====== Record list

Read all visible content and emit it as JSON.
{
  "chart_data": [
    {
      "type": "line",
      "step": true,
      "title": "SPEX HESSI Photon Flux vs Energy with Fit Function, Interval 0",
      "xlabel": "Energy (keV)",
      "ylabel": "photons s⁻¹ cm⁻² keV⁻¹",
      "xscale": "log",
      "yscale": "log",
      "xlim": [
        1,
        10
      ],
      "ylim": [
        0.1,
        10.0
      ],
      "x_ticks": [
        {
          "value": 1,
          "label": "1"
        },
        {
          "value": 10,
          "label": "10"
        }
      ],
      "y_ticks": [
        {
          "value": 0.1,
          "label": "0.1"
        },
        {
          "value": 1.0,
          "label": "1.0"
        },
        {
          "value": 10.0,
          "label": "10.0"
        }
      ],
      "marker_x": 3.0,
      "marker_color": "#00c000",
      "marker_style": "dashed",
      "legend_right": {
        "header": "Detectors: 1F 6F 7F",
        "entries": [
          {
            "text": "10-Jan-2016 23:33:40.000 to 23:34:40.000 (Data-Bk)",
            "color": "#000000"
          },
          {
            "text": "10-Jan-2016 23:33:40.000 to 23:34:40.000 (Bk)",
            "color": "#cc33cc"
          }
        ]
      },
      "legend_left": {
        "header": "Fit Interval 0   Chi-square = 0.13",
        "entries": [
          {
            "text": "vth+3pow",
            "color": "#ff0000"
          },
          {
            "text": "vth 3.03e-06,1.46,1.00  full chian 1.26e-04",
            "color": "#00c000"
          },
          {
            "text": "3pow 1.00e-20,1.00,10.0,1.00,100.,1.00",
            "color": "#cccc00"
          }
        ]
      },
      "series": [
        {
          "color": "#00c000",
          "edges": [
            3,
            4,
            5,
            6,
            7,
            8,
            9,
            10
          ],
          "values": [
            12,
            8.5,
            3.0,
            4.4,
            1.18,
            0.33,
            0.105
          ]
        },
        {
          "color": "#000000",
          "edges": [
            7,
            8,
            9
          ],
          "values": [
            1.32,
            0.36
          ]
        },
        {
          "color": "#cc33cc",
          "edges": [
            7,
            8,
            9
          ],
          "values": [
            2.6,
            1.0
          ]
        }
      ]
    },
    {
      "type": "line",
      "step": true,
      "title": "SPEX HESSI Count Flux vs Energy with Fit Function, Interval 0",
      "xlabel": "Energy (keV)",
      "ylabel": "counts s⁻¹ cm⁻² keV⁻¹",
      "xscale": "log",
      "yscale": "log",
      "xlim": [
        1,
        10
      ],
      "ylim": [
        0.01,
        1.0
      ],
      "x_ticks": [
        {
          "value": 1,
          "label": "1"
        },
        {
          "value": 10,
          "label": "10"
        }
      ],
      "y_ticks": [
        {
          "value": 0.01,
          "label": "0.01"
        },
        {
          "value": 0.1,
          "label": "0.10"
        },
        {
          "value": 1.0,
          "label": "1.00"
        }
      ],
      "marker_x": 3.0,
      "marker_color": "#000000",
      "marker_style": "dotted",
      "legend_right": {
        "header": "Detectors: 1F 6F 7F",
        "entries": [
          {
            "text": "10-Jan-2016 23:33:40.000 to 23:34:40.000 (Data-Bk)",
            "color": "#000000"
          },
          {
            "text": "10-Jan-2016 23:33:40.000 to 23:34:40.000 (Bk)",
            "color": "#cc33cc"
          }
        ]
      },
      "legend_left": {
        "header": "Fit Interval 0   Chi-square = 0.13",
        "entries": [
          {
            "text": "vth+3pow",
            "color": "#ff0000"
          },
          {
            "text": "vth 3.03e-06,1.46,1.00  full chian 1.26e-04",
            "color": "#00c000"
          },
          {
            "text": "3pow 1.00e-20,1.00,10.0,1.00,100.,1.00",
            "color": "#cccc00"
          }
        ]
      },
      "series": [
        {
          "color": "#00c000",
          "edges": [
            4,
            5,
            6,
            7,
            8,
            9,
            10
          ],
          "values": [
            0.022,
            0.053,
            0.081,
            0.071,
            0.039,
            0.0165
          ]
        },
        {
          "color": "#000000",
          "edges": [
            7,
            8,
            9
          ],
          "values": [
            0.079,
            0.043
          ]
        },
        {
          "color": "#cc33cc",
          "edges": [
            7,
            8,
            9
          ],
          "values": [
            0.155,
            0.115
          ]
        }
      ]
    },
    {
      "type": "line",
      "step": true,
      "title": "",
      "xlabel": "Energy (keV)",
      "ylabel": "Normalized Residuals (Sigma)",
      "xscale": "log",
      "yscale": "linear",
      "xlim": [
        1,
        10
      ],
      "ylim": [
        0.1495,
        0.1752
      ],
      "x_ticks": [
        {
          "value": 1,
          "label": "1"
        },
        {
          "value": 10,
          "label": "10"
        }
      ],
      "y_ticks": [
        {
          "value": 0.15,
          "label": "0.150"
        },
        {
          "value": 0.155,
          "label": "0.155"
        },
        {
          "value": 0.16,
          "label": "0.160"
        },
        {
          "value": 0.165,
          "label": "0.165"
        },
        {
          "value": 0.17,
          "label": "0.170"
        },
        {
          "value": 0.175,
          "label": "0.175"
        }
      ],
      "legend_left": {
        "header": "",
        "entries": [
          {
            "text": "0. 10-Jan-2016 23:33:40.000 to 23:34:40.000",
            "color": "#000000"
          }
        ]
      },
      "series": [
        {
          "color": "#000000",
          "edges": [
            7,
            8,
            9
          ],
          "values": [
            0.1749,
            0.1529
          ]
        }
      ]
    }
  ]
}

============

Given instruction:
Quote each line above in full, word for word.

The response:
Read all visible content and emit it as JSON.
{
  "chart_data": [
    {
      "type": "line",
      "step": true,
      "title": "SPEX HESSI Photon Flux vs Energy with Fit Function, Interval 0",
      "xlabel": "Energy (keV)",
      "ylabel": "photons s⁻¹ cm⁻² keV⁻¹",
      "xscale": "log",
      "yscale": "log",
      "xlim": [
        1,
        10
      ],
      "ylim": [
        0.1,
        10.0
      ],
      "x_ticks": [
        {
          "value": 1,
          "label": "1"
        },
        {
          "value": 10,
          "label": "10"
        }
      ],
      "y_ticks": [
        {
          "value": 0.1,
          "label": "0.1"
        },
        {
          "value": 1.0,
          "label": "1.0"
        },
        {
          "value": 10.0,
          "label": "10.0"
        }
      ],
      "marker_x": 3.0,
      "marker_color": "#00c000",
      "marker_style": "dashed",
      "legend_right": {
        "header": "Detectors: 1F 6F 7F",
        "entries": [
          {
            "text": "10-Jan-2016 23:33:40.000 to 23:34:40.000 (Data-Bk)",
            "color": "#000000"
          },
          {
            "text": "10-Jan-2016 23:33:40.000 to 23:34:40.000 (Bk)",
            "color": "#cc33cc"
          }
        ]
      },
      "legend_left": {
        "header": "Fit Interval 0   Chi-square = 0.13",
        "entries": [
          {
            "text": "vth+3pow",
            "color": "#ff0000"
          },
          {
            "text": "vth 3.03e-06,1.46,1.00  full chian 1.26e-04",
            "color": "#00c000"
          },
          {
            "text": "3pow 1.00e-20,1.00,10.0,1.00,100.,1.00",
            "color": "#cccc00"
          }
        ]
      },
      "series": [
        {
          "color": "#00c000",
          "edges": [
            3,
            4,
            5,
            6,
            7,
            8,
            9,
            10
          ],
          "values": [
            12,
            8.5,
            3.0,
            4.4,
            1.18,
            0.33,
            0.105
          ]
        },
        {
          "color": "#000000",
          "edges": [
            7,
            8,
            9
          ],
          "values": [
            1.32,
            0.36
          ]
        },
        {
          "color": "#cc33cc",
          "edges": [
            7,
            8,
            9
          ],
          "values": [
            2.6,
            1.0
          ]
        }
      ]
    },
    {
      "type": "line",
      "step": true,
      "title": "SPEX HESSI Count Flux vs Energy with Fit Function, Interval 0",
      "xlabel": "Energy (keV)",
      "ylabel": "counts s⁻¹ cm⁻² keV⁻¹",
      "xscale": "log",
      "yscale": "log",
      "xlim": [
        1,
        10
      ],
      "ylim": [
        0.01,
        1.0
      ],
      "x_ticks": [
        {
          "value": 1,
          "label": "1"
        },
        {
          "value": 10,
          "label": "10"
        }
      ],
      "y_ticks": [
        {
          "value": 0.01,
          "label": "0.01"
        },
        {
          "value": 0.1,
          "label": "0.10"
        },
        {
          "value": 1.0,
          "label": "1.00"
        }
      ],
      "marker_x": 3.0,
      "marker_color": "#000000",
      "marker_style": "dotted",
      "legend_right": {
        "header": "Detectors: 1F 6F 7F",
        "entries": [
          {
            "text": "10-Jan-2016 23:33:40.000 to 23:34:40.000 (Data-Bk)",
            "color": "#000000"
          },
          {
            "text": "10-Jan-2016 23:33:40.000 to 23:34:40.000 (Bk)",
            "color": "#cc33cc"
          }
        ]
      },
      "legend_left": {
        "header": "Fit Interval 0   Chi-square = 0.13",
        "entries": [
          {
            "text": "vth+3pow",
            "color": "#ff0000"
          },
          {
            "text": "vth 3.03e-06,1.46,1.00  full chian 1.26e-04",
            "color": "#00c000"
          },
          {
            "text": "3pow 1.00e-20,1.00,10.0,1.00,100.,1.00",
            "color": "#cccc00"
          }
        ]
      },
      "series": [
        {
          "color": "#00c000",
          "edges": [
            4,
            5,
            6,
            7,
            8,
            9,
            10
          ],
          "values": [
            0.022,
            0.053,
            0.081,
            0.071,
            0.039,
            0.0165
          ]
        },
        {
          "color": "#000000",
          "edges": [
            7,
            8,
            9
          ],
          "values": [
            0.079,
            0.043
          ]
        },
        {
          "color": "#cc33cc",
          "edges": [
            7,
            8,
            9
          ],
          "values": [
            0.155,
            0.115
          ]
        }
      ]
    },
    {
      "type": "line",
      "step": true,
      "title": "",
      "xlabel": "Energy (keV)",
      "ylabel": "Normalized Residuals (Sigma)",
      "xscale": "log",
      "yscale": "linear",
      "xlim": [
        1,
        10
      ],
      "ylim": [
        0.1495,
        0.1752
      ],
      "x_ticks": [
        {
          "value": 1,
          "label": "1"
        },
        {
          "value": 10,
          "label": "10"
        }
      ],
      "y_ticks": [
        {
          "value": 0.15,
          "label": "0.150"
        },
        {
          "value": 0.155,
          "label": "0.155"
        },
        {
          "value": 0.16,
          "label": "0.160"
        },
        {
          "value": 0.165,
          "label": "0.165"
        },
        {
          "value": 0.17,
          "label": "0.170"
        },
        {
          "value": 0.175,
          "label": "0.175"
        }
      ],
      "legend_left": {
        "header": "",
        "entries": [
          {
            "text": "0. 10-Jan-2016 23:33:40.000 to 23:34:40.000",
            "color": "#000000"
          }
        ]
      },
      "series": [
        {
          "color": "#000000",
          "edges": [
            7,
            8,
            9
          ],
          "values": [
            0.1749,
            0.1529
          ]
        }
      ]
    }
  ]
}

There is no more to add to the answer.